[Stored dataset items]

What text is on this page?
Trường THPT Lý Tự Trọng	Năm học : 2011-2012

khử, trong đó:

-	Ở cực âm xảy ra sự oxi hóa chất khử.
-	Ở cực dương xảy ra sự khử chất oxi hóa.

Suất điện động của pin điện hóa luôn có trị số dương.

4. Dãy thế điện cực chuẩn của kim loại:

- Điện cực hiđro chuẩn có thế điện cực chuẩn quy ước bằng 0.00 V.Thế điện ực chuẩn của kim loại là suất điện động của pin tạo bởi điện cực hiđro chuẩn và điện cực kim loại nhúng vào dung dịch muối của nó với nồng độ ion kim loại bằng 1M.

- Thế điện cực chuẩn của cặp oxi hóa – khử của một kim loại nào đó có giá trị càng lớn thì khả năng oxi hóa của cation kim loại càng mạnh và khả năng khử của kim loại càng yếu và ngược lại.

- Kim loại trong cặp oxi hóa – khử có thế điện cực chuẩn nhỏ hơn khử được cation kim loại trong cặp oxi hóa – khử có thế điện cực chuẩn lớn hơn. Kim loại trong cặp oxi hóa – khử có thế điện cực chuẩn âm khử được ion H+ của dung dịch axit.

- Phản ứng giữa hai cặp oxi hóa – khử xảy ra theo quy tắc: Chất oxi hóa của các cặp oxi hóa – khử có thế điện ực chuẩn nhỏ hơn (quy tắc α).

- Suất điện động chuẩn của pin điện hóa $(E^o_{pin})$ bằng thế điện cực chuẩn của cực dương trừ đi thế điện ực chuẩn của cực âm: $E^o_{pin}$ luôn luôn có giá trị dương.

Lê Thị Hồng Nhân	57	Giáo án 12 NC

_Prompt_.
Report how many lines in the data contain the word "trong", with no words besides the number.

_Solution for this exercise_.
2